Copy every line from the material below that holds "ylabel".

Data entries for graphics
━━━━━━━━━━

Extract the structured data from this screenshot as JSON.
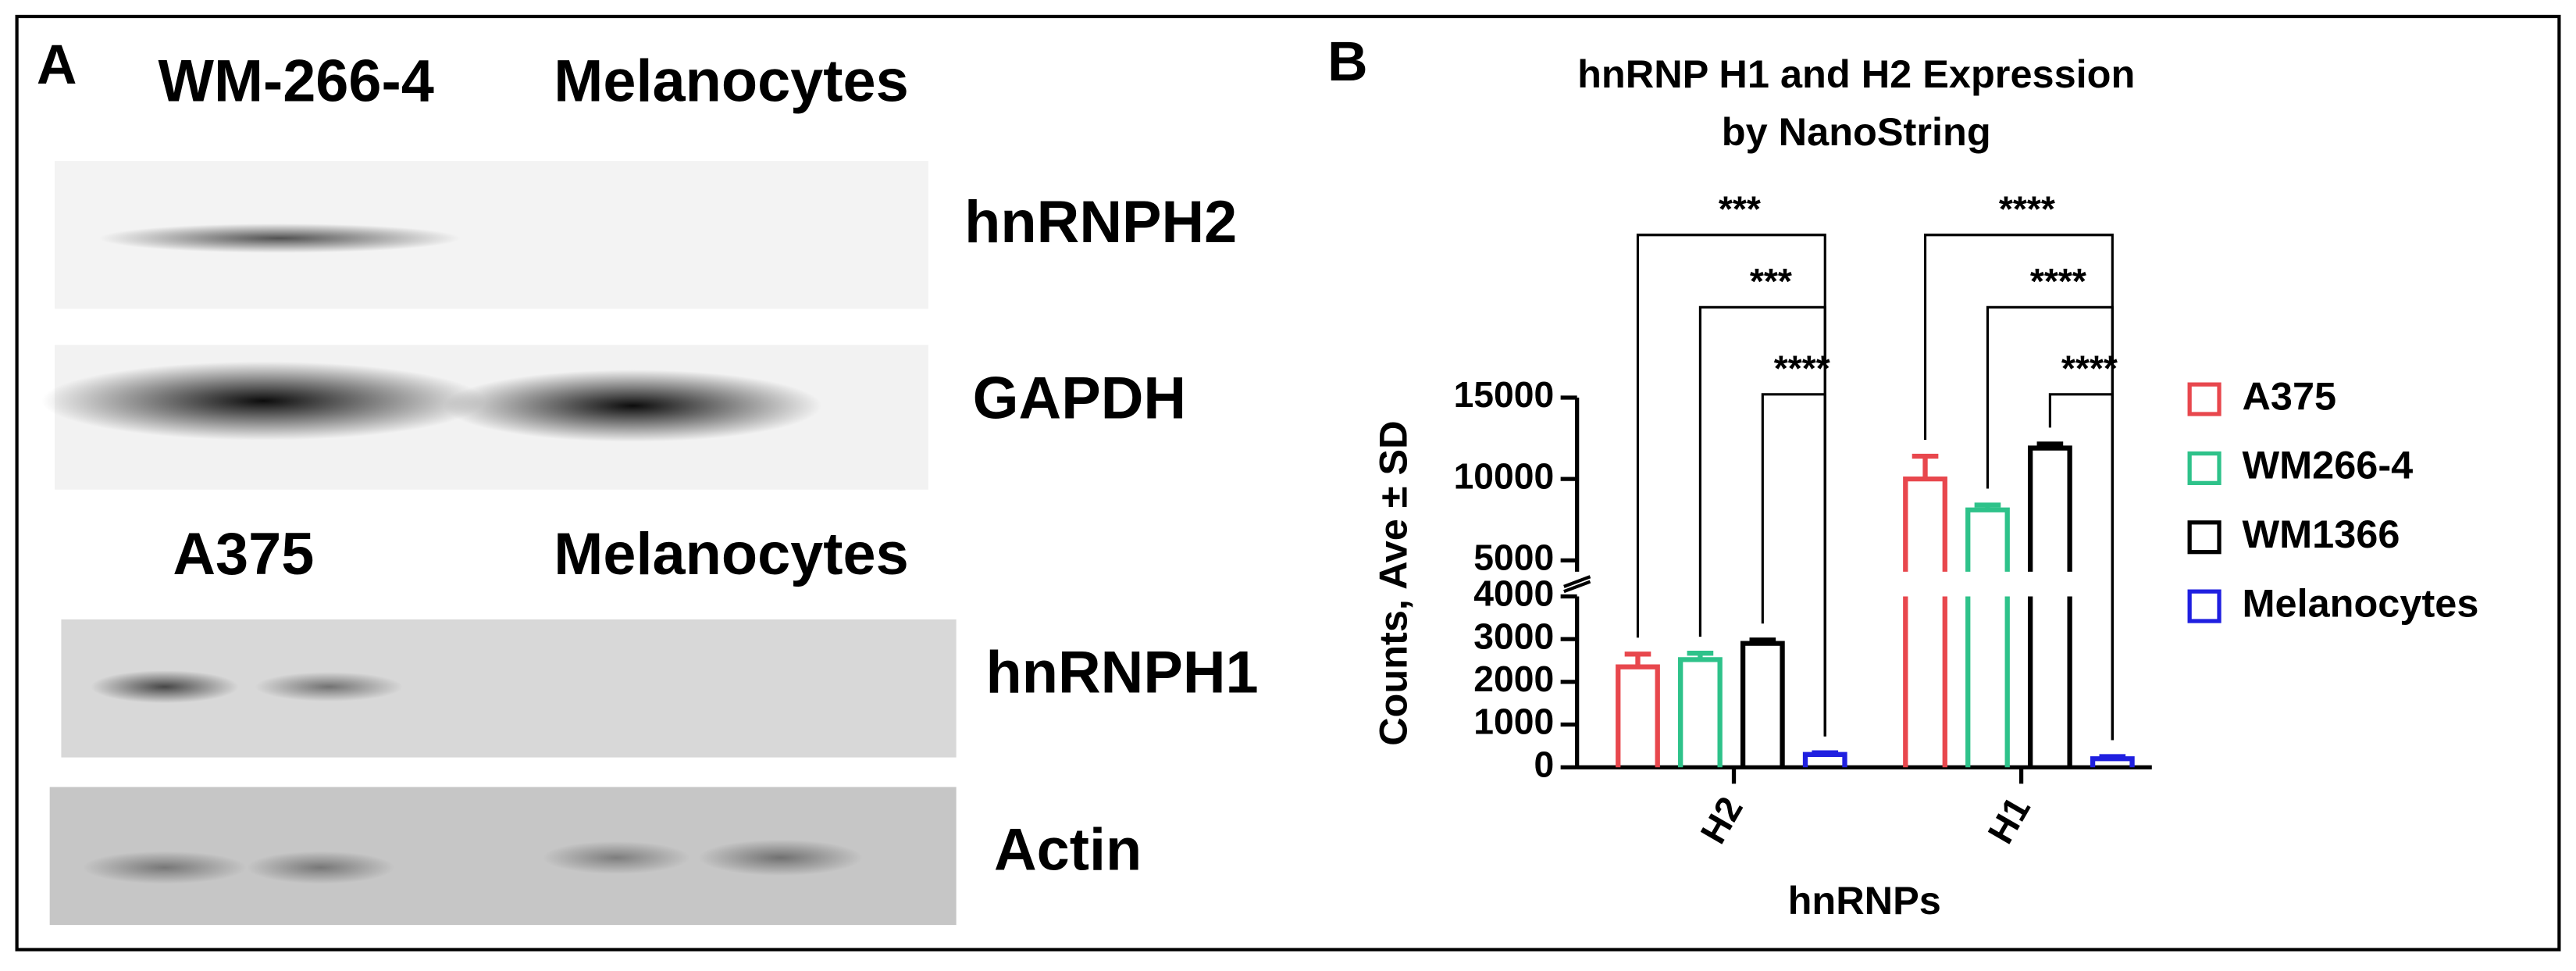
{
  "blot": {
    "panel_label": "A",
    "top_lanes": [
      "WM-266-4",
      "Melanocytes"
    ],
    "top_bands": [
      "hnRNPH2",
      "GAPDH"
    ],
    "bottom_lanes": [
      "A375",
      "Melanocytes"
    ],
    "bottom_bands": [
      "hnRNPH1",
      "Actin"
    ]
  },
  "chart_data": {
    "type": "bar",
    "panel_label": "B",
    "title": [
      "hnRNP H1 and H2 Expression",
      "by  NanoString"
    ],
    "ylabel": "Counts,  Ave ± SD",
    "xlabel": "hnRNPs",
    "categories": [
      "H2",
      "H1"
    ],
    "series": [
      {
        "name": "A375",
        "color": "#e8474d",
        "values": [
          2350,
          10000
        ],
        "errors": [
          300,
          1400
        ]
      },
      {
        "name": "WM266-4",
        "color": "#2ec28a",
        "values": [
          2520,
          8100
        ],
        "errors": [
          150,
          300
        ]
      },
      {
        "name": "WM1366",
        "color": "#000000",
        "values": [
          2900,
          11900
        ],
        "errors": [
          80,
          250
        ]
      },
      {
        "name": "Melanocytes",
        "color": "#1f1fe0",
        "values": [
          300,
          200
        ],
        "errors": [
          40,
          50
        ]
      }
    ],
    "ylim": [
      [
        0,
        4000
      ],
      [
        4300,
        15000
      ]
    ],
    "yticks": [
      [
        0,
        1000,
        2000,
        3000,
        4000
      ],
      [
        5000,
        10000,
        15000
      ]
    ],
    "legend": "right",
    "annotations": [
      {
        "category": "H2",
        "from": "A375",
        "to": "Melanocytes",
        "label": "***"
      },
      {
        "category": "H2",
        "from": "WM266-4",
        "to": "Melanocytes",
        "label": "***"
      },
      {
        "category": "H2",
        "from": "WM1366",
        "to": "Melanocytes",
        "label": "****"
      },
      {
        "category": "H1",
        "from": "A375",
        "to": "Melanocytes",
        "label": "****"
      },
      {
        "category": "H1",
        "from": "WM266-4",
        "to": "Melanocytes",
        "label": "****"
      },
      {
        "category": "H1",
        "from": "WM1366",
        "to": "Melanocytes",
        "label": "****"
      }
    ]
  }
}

━━━━━━━━━━

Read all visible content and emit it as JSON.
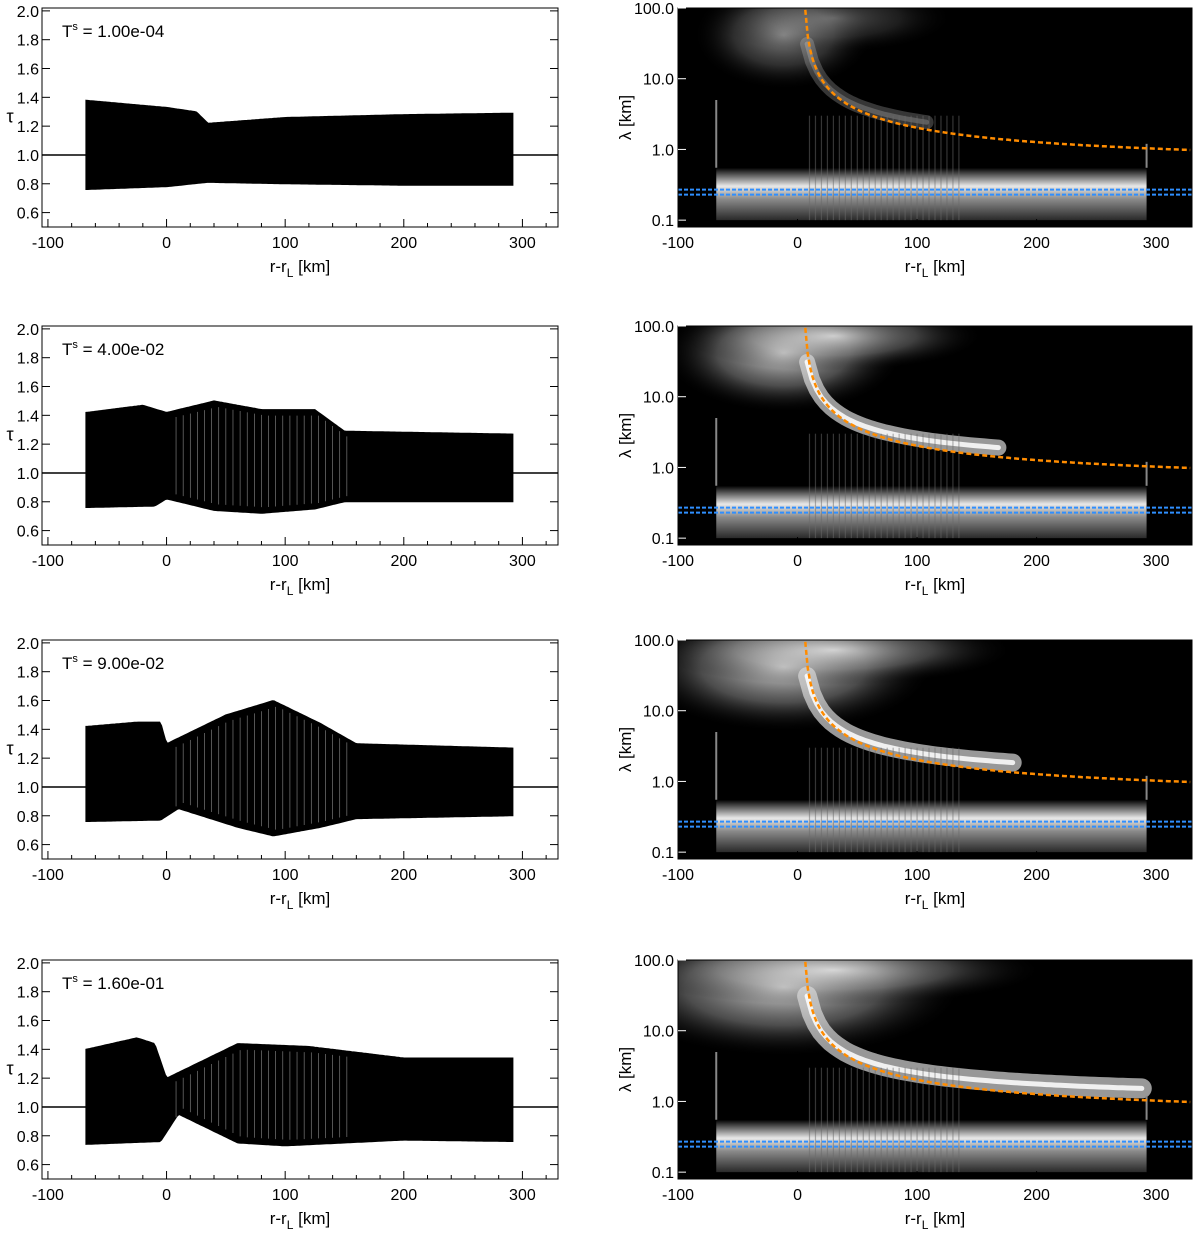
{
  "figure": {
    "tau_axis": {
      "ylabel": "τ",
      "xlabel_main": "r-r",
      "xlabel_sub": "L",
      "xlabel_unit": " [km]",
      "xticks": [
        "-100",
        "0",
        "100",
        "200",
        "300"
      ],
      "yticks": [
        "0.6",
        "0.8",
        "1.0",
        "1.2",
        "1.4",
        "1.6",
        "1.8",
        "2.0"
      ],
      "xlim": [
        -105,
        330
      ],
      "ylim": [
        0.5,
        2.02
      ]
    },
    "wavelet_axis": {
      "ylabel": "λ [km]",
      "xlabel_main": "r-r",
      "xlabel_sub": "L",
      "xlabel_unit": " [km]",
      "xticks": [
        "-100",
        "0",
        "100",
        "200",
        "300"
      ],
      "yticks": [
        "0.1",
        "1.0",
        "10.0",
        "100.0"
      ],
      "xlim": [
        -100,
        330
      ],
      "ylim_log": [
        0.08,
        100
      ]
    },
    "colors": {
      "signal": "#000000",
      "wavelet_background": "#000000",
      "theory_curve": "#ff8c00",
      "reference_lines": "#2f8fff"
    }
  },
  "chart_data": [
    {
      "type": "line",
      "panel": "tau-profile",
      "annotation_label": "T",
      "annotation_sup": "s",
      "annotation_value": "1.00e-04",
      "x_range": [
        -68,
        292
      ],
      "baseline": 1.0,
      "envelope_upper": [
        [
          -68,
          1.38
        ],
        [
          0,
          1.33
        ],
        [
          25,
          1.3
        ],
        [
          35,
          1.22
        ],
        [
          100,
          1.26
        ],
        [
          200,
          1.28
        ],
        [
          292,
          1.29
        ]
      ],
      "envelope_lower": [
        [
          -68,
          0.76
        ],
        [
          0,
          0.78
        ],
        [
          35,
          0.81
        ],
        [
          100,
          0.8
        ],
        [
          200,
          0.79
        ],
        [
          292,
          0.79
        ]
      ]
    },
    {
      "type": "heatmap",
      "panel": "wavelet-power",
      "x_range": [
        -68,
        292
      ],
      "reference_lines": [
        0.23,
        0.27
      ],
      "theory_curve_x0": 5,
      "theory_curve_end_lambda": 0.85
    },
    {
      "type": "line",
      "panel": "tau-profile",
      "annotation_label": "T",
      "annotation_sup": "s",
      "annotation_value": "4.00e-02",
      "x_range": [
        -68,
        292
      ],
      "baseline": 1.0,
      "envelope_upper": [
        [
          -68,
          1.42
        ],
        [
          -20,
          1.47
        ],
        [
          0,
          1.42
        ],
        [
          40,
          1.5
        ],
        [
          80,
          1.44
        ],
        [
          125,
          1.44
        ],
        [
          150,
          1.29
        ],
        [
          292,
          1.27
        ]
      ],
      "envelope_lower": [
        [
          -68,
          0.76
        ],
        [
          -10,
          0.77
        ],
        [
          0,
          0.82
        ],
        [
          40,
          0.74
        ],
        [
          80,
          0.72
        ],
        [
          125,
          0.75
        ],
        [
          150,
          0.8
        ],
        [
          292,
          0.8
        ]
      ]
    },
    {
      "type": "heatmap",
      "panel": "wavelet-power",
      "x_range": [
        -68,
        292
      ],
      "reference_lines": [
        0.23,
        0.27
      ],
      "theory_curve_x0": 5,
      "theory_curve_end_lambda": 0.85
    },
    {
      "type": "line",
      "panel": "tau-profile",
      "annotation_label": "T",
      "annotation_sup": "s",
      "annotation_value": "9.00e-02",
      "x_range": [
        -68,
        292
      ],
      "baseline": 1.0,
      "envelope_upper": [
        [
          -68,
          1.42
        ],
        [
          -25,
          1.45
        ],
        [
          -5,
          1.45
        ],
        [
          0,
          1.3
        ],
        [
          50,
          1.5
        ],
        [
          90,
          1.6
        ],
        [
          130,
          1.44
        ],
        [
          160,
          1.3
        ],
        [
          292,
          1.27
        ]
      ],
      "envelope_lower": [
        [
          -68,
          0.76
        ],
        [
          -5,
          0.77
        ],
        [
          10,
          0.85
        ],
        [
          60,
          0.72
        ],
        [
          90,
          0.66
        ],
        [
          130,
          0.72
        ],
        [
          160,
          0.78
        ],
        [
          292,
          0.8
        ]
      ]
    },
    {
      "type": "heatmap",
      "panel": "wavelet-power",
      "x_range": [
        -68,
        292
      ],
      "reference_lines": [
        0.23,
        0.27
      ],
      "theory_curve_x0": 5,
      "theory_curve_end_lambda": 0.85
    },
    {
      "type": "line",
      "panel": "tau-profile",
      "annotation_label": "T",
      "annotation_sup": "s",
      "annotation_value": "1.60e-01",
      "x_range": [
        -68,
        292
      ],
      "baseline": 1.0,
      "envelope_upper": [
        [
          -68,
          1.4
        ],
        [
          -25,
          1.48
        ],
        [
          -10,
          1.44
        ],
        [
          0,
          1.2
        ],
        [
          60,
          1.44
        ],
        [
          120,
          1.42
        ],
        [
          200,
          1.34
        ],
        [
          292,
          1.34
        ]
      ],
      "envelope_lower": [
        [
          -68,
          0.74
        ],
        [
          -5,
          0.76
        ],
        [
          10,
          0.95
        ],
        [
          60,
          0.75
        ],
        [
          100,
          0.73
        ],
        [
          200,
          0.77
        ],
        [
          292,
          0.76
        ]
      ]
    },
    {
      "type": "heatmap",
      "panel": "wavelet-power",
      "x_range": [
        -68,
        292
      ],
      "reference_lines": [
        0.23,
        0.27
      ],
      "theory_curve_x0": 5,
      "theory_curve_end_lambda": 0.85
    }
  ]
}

━━━━━━━━━━

** Solution to this exercise **
    "ylabel": "Counts,  Ave ± SD",
      "ylabel": "τ",
      "ylabel": "λ [km]",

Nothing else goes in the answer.